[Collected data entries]
╔══

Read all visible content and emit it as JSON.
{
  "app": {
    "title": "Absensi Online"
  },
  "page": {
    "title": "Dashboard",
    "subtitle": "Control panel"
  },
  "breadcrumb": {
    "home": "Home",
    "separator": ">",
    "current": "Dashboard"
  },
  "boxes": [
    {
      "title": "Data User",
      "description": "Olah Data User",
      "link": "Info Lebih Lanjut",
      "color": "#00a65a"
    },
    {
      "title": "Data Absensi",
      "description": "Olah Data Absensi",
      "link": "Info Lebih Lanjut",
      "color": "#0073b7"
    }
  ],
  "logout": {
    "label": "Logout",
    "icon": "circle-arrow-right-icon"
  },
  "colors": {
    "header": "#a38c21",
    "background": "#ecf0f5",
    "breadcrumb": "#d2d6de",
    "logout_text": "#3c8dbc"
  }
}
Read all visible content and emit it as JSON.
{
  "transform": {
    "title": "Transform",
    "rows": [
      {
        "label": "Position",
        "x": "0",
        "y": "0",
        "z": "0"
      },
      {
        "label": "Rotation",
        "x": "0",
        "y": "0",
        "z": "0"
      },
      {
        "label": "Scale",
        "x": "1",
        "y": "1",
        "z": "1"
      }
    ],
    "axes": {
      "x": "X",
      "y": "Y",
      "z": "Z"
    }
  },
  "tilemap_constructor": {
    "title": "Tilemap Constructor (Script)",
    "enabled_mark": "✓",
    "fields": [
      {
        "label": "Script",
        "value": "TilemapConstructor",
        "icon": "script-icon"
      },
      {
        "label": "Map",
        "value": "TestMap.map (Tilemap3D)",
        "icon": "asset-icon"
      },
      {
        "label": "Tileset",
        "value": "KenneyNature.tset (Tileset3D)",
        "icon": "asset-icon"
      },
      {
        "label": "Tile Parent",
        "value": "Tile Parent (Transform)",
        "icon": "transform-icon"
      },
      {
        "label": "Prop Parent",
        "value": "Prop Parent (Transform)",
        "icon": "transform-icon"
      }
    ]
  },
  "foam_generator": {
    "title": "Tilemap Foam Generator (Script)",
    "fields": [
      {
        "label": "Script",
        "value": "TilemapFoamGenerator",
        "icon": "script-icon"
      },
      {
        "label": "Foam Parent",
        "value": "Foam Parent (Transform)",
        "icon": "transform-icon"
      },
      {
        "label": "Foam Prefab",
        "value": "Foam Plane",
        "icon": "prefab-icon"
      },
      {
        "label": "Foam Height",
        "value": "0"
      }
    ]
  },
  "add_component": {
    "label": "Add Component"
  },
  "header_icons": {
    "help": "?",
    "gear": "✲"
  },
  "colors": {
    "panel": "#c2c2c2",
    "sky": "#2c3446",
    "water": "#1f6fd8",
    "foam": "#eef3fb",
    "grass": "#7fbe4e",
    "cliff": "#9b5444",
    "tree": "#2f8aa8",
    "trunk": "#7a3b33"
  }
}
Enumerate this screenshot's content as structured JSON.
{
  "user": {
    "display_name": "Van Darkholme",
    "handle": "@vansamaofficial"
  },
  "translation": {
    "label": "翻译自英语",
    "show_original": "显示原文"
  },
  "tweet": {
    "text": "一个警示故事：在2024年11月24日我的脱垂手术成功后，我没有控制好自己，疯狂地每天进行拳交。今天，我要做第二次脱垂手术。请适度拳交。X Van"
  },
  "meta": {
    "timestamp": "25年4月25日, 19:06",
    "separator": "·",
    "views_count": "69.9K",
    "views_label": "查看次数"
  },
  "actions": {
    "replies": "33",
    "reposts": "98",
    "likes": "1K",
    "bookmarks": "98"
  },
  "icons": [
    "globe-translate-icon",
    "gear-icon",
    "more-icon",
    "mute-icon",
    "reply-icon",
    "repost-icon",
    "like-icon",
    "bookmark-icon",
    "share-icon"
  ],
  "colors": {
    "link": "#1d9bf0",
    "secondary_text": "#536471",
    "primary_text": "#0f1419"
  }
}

╚══

Instruction –
Faithfully copy every entry, leaving nothing out.

Full solution –
Read all visible content and emit it as JSON.
{
  "app": {
    "title": "Absensi Online"
  },
  "page": {
    "title": "Dashboard",
    "subtitle": "Control panel"
  },
  "breadcrumb": {
    "home": "Home",
    "separator": ">",
    "current": "Dashboard"
  },
  "boxes": [
    {
      "title": "Data User",
      "description": "Olah Data User",
      "link": "Info Lebih Lanjut",
      "color": "#00a65a"
    },
    {
      "title": "Data Absensi",
      "description": "Olah Data Absensi",
      "link": "Info Lebih Lanjut",
      "color": "#0073b7"
    }
  ],
  "logout": {
    "label": "Logout",
    "icon": "circle-arrow-right-icon"
  },
  "colors": {
    "header": "#a38c21",
    "background": "#ecf0f5",
    "breadcrumb": "#d2d6de",
    "logout_text": "#3c8dbc"
  }
}
Read all visible content and emit it as JSON.
{
  "transform": {
    "title": "Transform",
    "rows": [
      {
        "label": "Position",
        "x": "0",
        "y": "0",
        "z": "0"
      },
      {
        "label": "Rotation",
        "x": "0",
        "y": "0",
        "z": "0"
      },
      {
        "label": "Scale",
        "x": "1",
        "y": "1",
        "z": "1"
      }
    ],
    "axes": {
      "x": "X",
      "y": "Y",
      "z": "Z"
    }
  },
  "tilemap_constructor": {
    "title": "Tilemap Constructor (Script)",
    "enabled_mark": "✓",
    "fields": [
      {
        "label": "Script",
        "value": "TilemapConstructor",
        "icon": "script-icon"
      },
      {
        "label": "Map",
        "value": "TestMap.map (Tilemap3D)",
        "icon": "asset-icon"
      },
      {
        "label": "Tileset",
        "value": "KenneyNature.tset (Tileset3D)",
        "icon": "asset-icon"
      },
      {
        "label": "Tile Parent",
        "value": "Tile Parent (Transform)",
        "icon": "transform-icon"
      },
      {
        "label": "Prop Parent",
        "value": "Prop Parent (Transform)",
        "icon": "transform-icon"
      }
    ]
  },
  "foam_generator": {
    "title": "Tilemap Foam Generator (Script)",
    "fields": [
      {
        "label": "Script",
        "value": "TilemapFoamGenerator",
        "icon": "script-icon"
      },
      {
        "label": "Foam Parent",
        "value": "Foam Parent (Transform)",
        "icon": "transform-icon"
      },
      {
        "label": "Foam Prefab",
        "value": "Foam Plane",
        "icon": "prefab-icon"
      },
      {
        "label": "Foam Height",
        "value": "0"
      }
    ]
  },
  "add_component": {
    "label": "Add Component"
  },
  "header_icons": {
    "help": "?",
    "gear": "✲"
  },
  "colors": {
    "panel": "#c2c2c2",
    "sky": "#2c3446",
    "water": "#1f6fd8",
    "foam": "#eef3fb",
    "grass": "#7fbe4e",
    "cliff": "#9b5444",
    "tree": "#2f8aa8",
    "trunk": "#7a3b33"
  }
}
Enumerate this screenshot's content as structured JSON.
{
  "user": {
    "display_name": "Van Darkholme",
    "handle": "@vansamaofficial"
  },
  "translation": {
    "label": "翻译自英语",
    "show_original": "显示原文"
  },
  "tweet": {
    "text": "一个警示故事：在2024年11月24日我的脱垂手术成功后，我没有控制好自己，疯狂地每天进行拳交。今天，我要做第二次脱垂手术。请适度拳交。X Van"
  },
  "meta": {
    "timestamp": "25年4月25日, 19:06",
    "separator": "·",
    "views_count": "69.9K",
    "views_label": "查看次数"
  },
  "actions": {
    "replies": "33",
    "reposts": "98",
    "likes": "1K",
    "bookmarks": "98"
  },
  "icons": [
    "globe-translate-icon",
    "gear-icon",
    "more-icon",
    "mute-icon",
    "reply-icon",
    "repost-icon",
    "like-icon",
    "bookmark-icon",
    "share-icon"
  ],
  "colors": {
    "link": "#1d9bf0",
    "secondary_text": "#536471",
    "primary_text": "#0f1419"
  }
}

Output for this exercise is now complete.